**PROBLEM TO WORK ON**
Copy out the listing exactly.

**MATERIAL FOR THE TASK**
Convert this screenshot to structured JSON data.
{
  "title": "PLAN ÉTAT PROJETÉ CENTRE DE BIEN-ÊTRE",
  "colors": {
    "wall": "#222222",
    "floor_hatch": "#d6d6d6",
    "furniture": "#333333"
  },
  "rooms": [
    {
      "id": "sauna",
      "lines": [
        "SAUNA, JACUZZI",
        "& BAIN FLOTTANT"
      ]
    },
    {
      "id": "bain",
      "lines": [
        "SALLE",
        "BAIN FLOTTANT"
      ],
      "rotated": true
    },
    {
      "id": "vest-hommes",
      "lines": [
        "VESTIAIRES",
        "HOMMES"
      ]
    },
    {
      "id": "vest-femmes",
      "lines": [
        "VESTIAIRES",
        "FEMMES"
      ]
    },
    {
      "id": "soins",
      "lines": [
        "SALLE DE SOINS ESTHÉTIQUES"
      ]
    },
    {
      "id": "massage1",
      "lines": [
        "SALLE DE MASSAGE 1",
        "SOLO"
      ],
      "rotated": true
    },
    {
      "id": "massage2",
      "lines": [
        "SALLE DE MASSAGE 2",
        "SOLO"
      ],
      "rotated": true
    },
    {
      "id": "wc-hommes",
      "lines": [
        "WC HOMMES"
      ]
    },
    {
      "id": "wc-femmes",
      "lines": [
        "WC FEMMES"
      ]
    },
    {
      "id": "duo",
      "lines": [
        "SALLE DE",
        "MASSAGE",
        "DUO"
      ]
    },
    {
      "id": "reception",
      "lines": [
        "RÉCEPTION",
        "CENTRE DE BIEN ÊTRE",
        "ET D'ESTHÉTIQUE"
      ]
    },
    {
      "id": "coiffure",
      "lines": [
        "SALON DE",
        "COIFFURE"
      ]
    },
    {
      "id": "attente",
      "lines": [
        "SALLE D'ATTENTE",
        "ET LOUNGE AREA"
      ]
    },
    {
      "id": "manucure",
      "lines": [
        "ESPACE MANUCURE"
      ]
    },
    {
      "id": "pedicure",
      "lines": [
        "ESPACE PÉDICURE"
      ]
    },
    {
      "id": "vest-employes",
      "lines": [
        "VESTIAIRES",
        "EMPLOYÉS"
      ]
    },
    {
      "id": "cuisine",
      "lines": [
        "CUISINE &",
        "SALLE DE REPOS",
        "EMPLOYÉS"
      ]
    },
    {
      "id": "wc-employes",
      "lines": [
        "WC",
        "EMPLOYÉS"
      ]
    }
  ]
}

**WRITTEN SOLUTION**
Convert this screenshot to structured JSON data.
{
  "title": "PLAN ÉTAT PROJETÉ CENTRE DE BIEN-ÊTRE",
  "colors": {
    "wall": "#222222",
    "floor_hatch": "#d6d6d6",
    "furniture": "#333333"
  },
  "rooms": [
    {
      "id": "sauna",
      "lines": [
        "SAUNA, JACUZZI",
        "& BAIN FLOTTANT"
      ]
    },
    {
      "id": "bain",
      "lines": [
        "SALLE",
        "BAIN FLOTTANT"
      ],
      "rotated": true
    },
    {
      "id": "vest-hommes",
      "lines": [
        "VESTIAIRES",
        "HOMMES"
      ]
    },
    {
      "id": "vest-femmes",
      "lines": [
        "VESTIAIRES",
        "FEMMES"
      ]
    },
    {
      "id": "soins",
      "lines": [
        "SALLE DE SOINS ESTHÉTIQUES"
      ]
    },
    {
      "id": "massage1",
      "lines": [
        "SALLE DE MASSAGE 1",
        "SOLO"
      ],
      "rotated": true
    },
    {
      "id": "massage2",
      "lines": [
        "SALLE DE MASSAGE 2",
        "SOLO"
      ],
      "rotated": true
    },
    {
      "id": "wc-hommes",
      "lines": [
        "WC HOMMES"
      ]
    },
    {
      "id": "wc-femmes",
      "lines": [
        "WC FEMMES"
      ]
    },
    {
      "id": "duo",
      "lines": [
        "SALLE DE",
        "MASSAGE",
        "DUO"
      ]
    },
    {
      "id": "reception",
      "lines": [
        "RÉCEPTION",
        "CENTRE DE BIEN ÊTRE",
        "ET D'ESTHÉTIQUE"
      ]
    },
    {
      "id": "coiffure",
      "lines": [
        "SALON DE",
        "COIFFURE"
      ]
    },
    {
      "id": "attente",
      "lines": [
        "SALLE D'ATTENTE",
        "ET LOUNGE AREA"
      ]
    },
    {
      "id": "manucure",
      "lines": [
        "ESPACE MANUCURE"
      ]
    },
    {
      "id": "pedicure",
      "lines": [
        "ESPACE PÉDICURE"
      ]
    },
    {
      "id": "vest-employes",
      "lines": [
        "VESTIAIRES",
        "EMPLOYÉS"
      ]
    },
    {
      "id": "cuisine",
      "lines": [
        "CUISINE &",
        "SALLE DE REPOS",
        "EMPLOYÉS"
      ]
    },
    {
      "id": "wc-employes",
      "lines": [
        "WC",
        "EMPLOYÉS"
      ]
    }
  ]
}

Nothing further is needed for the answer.